• _EXERCISE OBJECTIVE_
Copy out each line of the material in which the word "kbps" appears.

• _RECORDS FOR THIS TASK_

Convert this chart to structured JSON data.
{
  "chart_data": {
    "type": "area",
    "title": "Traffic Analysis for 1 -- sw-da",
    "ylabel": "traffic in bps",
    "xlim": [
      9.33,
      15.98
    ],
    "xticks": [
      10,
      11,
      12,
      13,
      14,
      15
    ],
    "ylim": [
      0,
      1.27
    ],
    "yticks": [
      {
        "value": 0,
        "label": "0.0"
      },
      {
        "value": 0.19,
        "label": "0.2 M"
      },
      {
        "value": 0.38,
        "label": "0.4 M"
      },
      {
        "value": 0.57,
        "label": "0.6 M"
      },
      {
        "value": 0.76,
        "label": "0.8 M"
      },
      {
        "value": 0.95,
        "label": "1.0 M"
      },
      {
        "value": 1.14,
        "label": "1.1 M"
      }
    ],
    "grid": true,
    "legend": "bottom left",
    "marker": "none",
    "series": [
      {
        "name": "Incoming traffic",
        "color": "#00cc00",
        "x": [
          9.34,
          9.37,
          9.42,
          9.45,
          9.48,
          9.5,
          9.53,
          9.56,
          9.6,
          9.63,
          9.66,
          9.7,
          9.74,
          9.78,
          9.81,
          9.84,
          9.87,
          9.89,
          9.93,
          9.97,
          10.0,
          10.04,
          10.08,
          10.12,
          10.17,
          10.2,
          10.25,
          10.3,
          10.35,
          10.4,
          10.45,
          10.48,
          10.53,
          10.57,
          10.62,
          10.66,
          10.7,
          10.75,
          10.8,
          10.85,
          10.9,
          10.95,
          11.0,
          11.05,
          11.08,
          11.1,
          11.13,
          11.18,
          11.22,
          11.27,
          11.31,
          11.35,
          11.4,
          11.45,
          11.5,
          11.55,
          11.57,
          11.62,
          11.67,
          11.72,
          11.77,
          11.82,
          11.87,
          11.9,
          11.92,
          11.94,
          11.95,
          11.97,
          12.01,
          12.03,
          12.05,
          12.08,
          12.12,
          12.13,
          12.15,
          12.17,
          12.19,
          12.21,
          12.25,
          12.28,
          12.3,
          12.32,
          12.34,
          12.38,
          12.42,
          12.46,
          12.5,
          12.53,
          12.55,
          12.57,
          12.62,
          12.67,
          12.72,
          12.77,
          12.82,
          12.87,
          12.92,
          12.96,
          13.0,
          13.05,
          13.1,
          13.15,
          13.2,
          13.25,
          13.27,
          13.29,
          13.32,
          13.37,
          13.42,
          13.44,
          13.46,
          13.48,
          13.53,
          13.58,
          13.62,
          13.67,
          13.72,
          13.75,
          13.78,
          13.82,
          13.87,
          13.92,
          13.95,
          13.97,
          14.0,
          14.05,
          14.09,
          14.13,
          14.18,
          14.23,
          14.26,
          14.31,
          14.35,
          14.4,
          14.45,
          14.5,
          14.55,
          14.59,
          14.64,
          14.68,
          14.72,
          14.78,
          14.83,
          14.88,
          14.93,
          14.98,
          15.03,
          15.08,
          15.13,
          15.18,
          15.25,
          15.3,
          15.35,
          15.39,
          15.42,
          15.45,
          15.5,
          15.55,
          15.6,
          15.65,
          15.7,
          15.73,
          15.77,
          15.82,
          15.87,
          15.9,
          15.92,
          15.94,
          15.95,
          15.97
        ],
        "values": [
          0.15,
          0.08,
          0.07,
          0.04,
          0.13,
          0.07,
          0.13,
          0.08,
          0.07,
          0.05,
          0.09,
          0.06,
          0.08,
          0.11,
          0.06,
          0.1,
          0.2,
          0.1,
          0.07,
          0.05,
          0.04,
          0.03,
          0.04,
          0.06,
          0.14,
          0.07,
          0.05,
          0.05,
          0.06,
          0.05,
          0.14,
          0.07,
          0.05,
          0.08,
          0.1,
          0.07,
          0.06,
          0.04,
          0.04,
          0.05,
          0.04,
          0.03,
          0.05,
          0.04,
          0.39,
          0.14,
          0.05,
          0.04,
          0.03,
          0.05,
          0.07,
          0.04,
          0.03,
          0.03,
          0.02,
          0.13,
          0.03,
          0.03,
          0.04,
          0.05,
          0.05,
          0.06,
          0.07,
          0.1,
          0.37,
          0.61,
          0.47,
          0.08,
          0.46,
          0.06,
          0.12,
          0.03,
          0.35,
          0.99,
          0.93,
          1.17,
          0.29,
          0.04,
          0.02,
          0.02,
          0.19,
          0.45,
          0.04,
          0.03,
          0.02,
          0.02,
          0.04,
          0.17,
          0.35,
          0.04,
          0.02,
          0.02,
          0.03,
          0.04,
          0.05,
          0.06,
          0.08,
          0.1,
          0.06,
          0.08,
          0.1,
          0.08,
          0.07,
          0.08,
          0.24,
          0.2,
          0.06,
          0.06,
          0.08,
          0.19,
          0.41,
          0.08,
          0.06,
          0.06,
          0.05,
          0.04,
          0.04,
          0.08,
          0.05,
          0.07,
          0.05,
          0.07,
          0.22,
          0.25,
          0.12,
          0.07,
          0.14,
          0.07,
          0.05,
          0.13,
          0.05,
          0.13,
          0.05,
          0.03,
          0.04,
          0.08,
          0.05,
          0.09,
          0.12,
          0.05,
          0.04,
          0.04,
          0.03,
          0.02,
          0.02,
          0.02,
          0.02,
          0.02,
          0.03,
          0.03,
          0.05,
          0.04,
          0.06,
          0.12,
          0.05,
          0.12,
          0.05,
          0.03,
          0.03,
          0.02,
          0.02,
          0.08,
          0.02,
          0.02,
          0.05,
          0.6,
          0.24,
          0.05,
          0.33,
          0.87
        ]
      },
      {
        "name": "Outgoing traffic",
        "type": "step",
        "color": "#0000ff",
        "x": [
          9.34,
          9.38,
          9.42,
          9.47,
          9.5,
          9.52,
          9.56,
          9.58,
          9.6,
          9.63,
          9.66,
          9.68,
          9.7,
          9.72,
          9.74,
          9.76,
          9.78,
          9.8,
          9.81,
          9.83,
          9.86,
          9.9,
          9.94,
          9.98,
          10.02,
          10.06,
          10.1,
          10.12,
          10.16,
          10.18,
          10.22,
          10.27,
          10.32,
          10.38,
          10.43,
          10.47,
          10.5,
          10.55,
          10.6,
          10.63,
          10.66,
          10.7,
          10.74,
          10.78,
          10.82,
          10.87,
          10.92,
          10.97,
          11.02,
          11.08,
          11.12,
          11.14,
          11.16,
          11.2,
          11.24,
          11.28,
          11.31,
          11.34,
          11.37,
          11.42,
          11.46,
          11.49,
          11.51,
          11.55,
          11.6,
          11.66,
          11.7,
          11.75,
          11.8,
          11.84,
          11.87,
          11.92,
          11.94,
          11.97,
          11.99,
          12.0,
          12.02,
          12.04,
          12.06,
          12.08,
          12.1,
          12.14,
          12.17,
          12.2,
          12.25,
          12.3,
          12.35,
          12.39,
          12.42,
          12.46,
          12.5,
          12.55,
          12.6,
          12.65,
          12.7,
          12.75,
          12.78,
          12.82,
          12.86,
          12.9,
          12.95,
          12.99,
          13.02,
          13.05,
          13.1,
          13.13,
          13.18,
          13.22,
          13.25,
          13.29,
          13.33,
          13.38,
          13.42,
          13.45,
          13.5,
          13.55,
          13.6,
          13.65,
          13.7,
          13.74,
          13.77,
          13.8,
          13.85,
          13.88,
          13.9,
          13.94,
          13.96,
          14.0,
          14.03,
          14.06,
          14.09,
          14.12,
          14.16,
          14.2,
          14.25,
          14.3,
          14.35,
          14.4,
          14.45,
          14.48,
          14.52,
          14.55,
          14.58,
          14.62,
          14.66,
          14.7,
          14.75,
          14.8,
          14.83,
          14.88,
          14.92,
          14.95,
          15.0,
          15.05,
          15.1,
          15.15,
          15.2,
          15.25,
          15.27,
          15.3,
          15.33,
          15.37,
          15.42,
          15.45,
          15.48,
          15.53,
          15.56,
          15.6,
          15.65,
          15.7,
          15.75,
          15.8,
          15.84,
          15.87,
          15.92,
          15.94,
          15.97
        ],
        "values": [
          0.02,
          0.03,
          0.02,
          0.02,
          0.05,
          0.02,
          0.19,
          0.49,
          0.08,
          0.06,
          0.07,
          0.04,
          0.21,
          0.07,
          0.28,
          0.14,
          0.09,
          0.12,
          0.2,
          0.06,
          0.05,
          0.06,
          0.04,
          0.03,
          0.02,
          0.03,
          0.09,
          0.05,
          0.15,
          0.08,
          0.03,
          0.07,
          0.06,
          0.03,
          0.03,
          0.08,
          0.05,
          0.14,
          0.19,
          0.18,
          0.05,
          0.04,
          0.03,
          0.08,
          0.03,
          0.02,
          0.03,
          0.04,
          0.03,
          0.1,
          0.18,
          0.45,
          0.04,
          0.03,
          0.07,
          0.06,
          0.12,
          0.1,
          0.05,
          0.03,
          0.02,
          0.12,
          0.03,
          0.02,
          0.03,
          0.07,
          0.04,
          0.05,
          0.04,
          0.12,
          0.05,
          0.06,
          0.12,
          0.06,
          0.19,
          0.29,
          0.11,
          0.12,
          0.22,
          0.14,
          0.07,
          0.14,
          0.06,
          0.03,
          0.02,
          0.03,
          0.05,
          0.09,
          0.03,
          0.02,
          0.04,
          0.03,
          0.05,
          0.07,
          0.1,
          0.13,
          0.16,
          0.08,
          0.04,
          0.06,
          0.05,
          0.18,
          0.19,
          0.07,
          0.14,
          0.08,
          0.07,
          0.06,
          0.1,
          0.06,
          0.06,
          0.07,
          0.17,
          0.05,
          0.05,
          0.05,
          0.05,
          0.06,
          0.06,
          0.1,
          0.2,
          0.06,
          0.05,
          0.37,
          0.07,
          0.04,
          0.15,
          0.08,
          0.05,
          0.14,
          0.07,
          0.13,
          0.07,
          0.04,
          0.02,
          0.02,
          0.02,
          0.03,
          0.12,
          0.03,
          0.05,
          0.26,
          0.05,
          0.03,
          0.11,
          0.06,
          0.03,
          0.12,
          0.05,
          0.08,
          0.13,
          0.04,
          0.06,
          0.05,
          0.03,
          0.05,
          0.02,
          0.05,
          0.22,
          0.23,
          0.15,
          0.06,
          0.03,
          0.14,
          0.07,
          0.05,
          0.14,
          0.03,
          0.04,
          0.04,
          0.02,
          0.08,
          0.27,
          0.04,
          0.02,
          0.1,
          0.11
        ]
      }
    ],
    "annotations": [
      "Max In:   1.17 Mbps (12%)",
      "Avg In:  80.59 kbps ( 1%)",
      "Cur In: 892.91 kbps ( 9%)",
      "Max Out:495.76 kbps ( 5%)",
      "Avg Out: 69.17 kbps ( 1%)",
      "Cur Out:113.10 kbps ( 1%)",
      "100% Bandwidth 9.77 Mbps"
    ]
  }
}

• _TASK RESPONSE_
      "Avg In:  80.59 kbps ( 1%)",
      "Cur In: 892.91 kbps ( 9%)",
      "Max Out:495.76 kbps ( 5%)",
      "Avg Out: 69.17 kbps ( 1%)",
      "Cur Out:113.10 kbps ( 1%)",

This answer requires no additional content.